## YOUR OBJECTIVE
Please copy every line of the records below that holds the word "sammyloaded".

## EXTRACTED ENTRIES
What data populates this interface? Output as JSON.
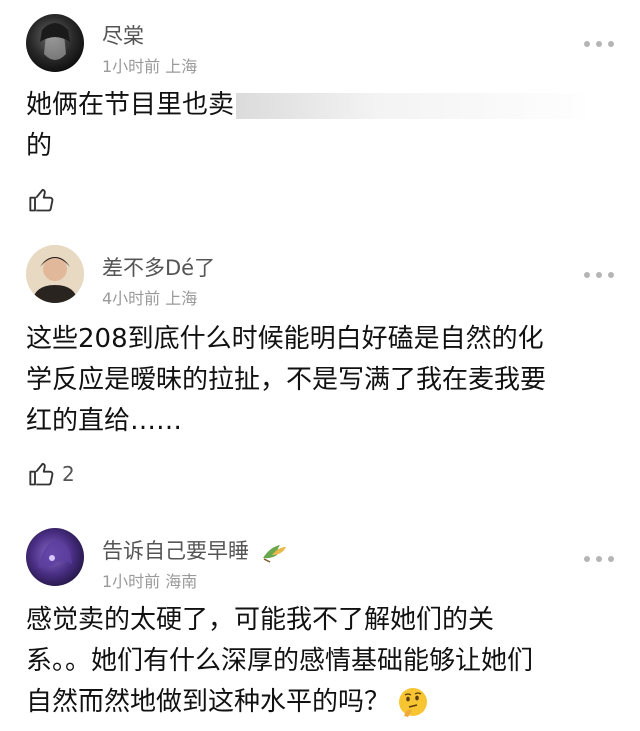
{
  "comments": [
    {
      "username": "尽棠",
      "meta": "1小时前 上海",
      "lines": [
        "她俩在节目里也卖",
        "的"
      ],
      "likes": "",
      "avatar_colors": [
        "#0b0b0b",
        "#5a5a5a"
      ]
    },
    {
      "username": "差不多Dé了",
      "meta": "4小时前 上海",
      "lines": [
        "这些208到底什么时候能明白好磕是自然的化",
        "学反应是暧昧的拉扯，不是写满了我在麦我要",
        "红的直给……"
      ],
      "likes": "2",
      "avatar_colors": [
        "#e9d4b5",
        "#3a2a22"
      ]
    },
    {
      "username": "告诉自己要早睡",
      "meta": "1小时前 海南",
      "lines": [
        "感觉卖的太硬了，可能我不了解她们的关",
        "系。。她们有什么深厚的感情基础能够让她们",
        "自然而然地做到这种水平的吗？"
      ],
      "likes": "",
      "avatar_colors": [
        "#2a1850",
        "#8a6cc8"
      ]
    }
  ],
  "icons": {
    "like": "thumbs-up-icon",
    "more": "more-dots-icon",
    "badge": "bird-badge-icon",
    "emoji": "thinking-face-emoji"
  }
}
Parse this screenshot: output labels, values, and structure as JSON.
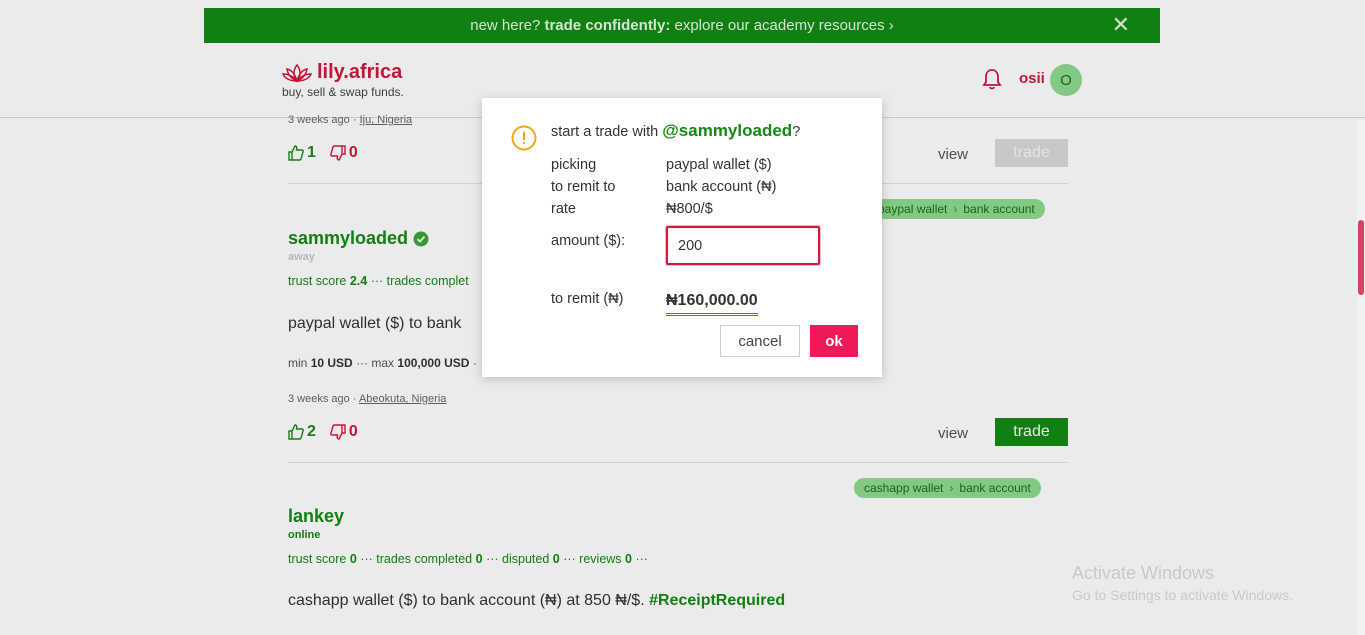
{
  "banner": {
    "prefix": "new here?",
    "bold": "trade confidently:",
    "suffix": "explore our academy resources ›",
    "close": "✕"
  },
  "header": {
    "brand": "lily.africa",
    "tagline": "buy, sell & swap funds.",
    "username": "osii",
    "avatar_initial": "O"
  },
  "listings": {
    "first": {
      "meta_time": "3 weeks ago",
      "meta_sep": "·",
      "meta_location": "Iju, Nigeria",
      "likes": "1",
      "dislikes": "0",
      "view": "view",
      "trade": "trade"
    },
    "second": {
      "pill_from": "paypal wallet",
      "pill_sep": "›",
      "pill_to": "bank account",
      "name": "sammyloaded",
      "status": "away",
      "stats_prefix": "trust score",
      "trust": "2.4",
      "stats_rest": "··· trades complet",
      "desc": "paypal wallet ($) to bank",
      "limits_min_label": "min",
      "limits_min": "10 USD",
      "limits_mid": "··· max",
      "limits_max": "100,000 USD",
      "limits_tail": "·",
      "meta_time": "3 weeks ago",
      "meta_sep": "·",
      "meta_location": "Abeokuta, Nigeria",
      "likes": "2",
      "dislikes": "0",
      "view": "view",
      "trade": "trade"
    },
    "third": {
      "pill_from": "cashapp wallet",
      "pill_sep": "›",
      "pill_to": "bank account",
      "name": "lankey",
      "status": "online",
      "trust_label": "trust score",
      "trust": "0",
      "completed_label": "··· trades completed",
      "completed": "0",
      "disputed_label": "··· disputed",
      "disputed": "0",
      "reviews_label": "··· reviews",
      "reviews": "0",
      "stats_tail": "···",
      "desc": "cashapp wallet ($) to bank account (₦) at 850 ₦/$.",
      "hashtag": "#ReceiptRequired"
    }
  },
  "modal": {
    "title_prefix": "start a trade with",
    "handle": "@sammyloaded",
    "title_suffix": "?",
    "picking_label": "picking",
    "picking_value": "paypal wallet ($)",
    "remit_to_label": "to remit to",
    "remit_to_value": "bank account (₦)",
    "rate_label": "rate",
    "rate_value": "₦800/$",
    "amount_label": "amount ($):",
    "amount_value": "200",
    "to_remit_label": "to remit (₦)",
    "to_remit_value": "₦160,000.00",
    "cancel": "cancel",
    "ok": "ok"
  },
  "watermark": {
    "line1": "Activate Windows",
    "line2": "Go to Settings to activate Windows."
  },
  "colors": {
    "green": "#138a13",
    "brand_red": "#d6163e",
    "ok_pink": "#ee1a58",
    "pill_green": "#8fd98f"
  }
}
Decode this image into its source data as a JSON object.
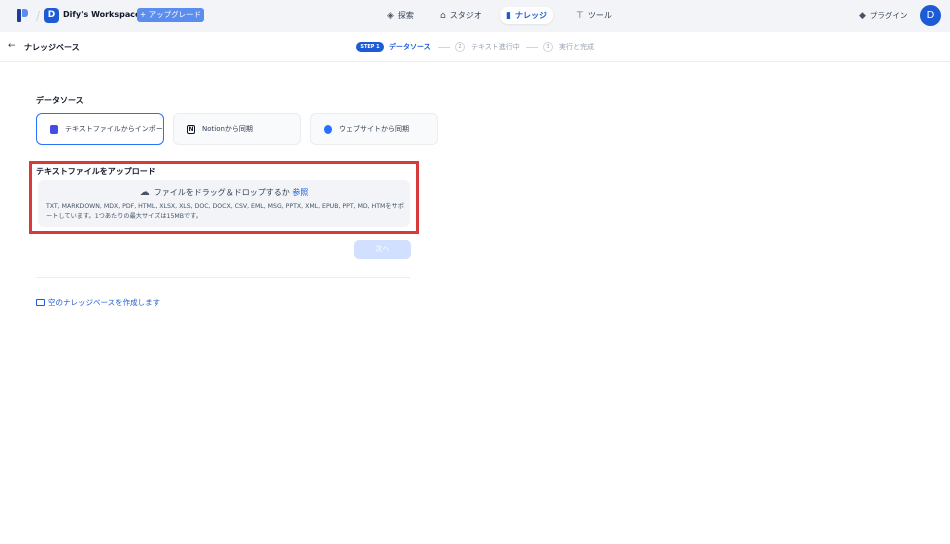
{
  "nav": {
    "workspace_initial": "D",
    "workspace_name": "Dify's Workspace",
    "workspace_chevron": "⌄",
    "upgrade_label": "アップグレード",
    "upgrade_icon": "+",
    "items": [
      {
        "label": "探索",
        "icon": "compass-icon"
      },
      {
        "label": "スタジオ",
        "icon": "robot-icon"
      },
      {
        "label": "ナレッジ",
        "icon": "book-icon"
      },
      {
        "label": "ツール",
        "icon": "wrench-icon"
      }
    ],
    "plugin_label": "プラグイン",
    "user_initial": "D"
  },
  "subheader": {
    "back_icon": "←",
    "title": "ナレッジベース",
    "steps": [
      {
        "badge": "STEP 1",
        "label": "データソース",
        "active": true
      },
      {
        "number": "2",
        "label": "テキスト進行中",
        "active": false
      },
      {
        "number": "3",
        "label": "実行と完成",
        "active": false
      }
    ]
  },
  "datasource": {
    "title": "データソース",
    "options": [
      {
        "label": "テキストファイルからインポート",
        "icon": "file-icon",
        "selected": true
      },
      {
        "label": "Notionから同期",
        "icon": "notion-icon",
        "selected": false
      },
      {
        "label": "ウェブサイトから同期",
        "icon": "globe-icon",
        "selected": false
      }
    ]
  },
  "upload": {
    "title": "テキストファイルをアップロード",
    "drop_text": "ファイルをドラッグ＆ドロップするか",
    "browse_label": "参照",
    "supported": "TXT, MARKDOWN, MDX, PDF, HTML, XLSX, XLS, DOC, DOCX, CSV, EML, MSG, PPTX, XML, EPUB, PPT, MD, HTMをサポートしています。1つあたりの最大サイズは15MBです。"
  },
  "next_label": "次へ",
  "empty_kb_label": "空のナレッジベースを作成します",
  "colors": {
    "accent": "#1d5bd6",
    "highlight": "#d63a3a"
  }
}
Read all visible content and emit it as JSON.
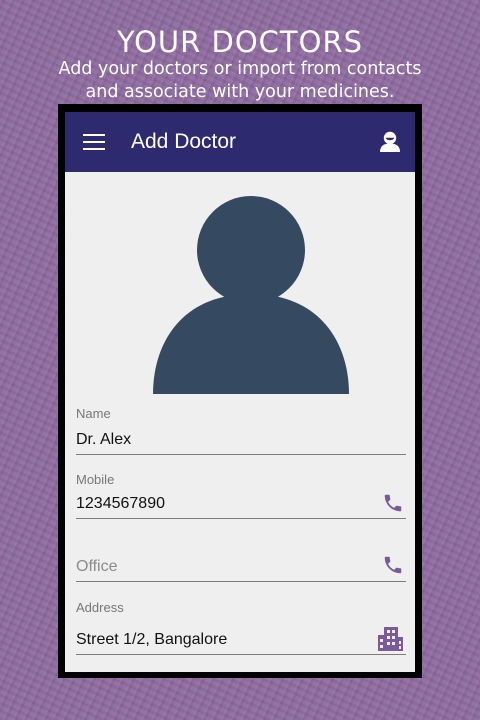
{
  "promo": {
    "title": "YOUR DOCTORS",
    "subtitle_line1": "Add your doctors or import from contacts",
    "subtitle_line2": "and associate with your medicines."
  },
  "appbar": {
    "title": "Add Doctor",
    "menu_icon": "hamburger-menu-icon",
    "profile_icon": "person-icon"
  },
  "form": {
    "name": {
      "label": "Name",
      "value": "Dr. Alex"
    },
    "mobile": {
      "label": "Mobile",
      "value": "1234567890",
      "icon": "phone-icon"
    },
    "office": {
      "placeholder": "Office",
      "icon": "phone-icon"
    },
    "address": {
      "label": "Address",
      "value": "Street 1/2, Bangalore",
      "icon": "building-icon"
    }
  },
  "colors": {
    "background": "#8e6aa0",
    "appbar": "#2e2a70",
    "avatar": "#354a60",
    "icon_accent": "#7a5a98"
  }
}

## WRITTEN SOLUTION
      "name": "sammyloaded",
    "handle": "@sammyloaded",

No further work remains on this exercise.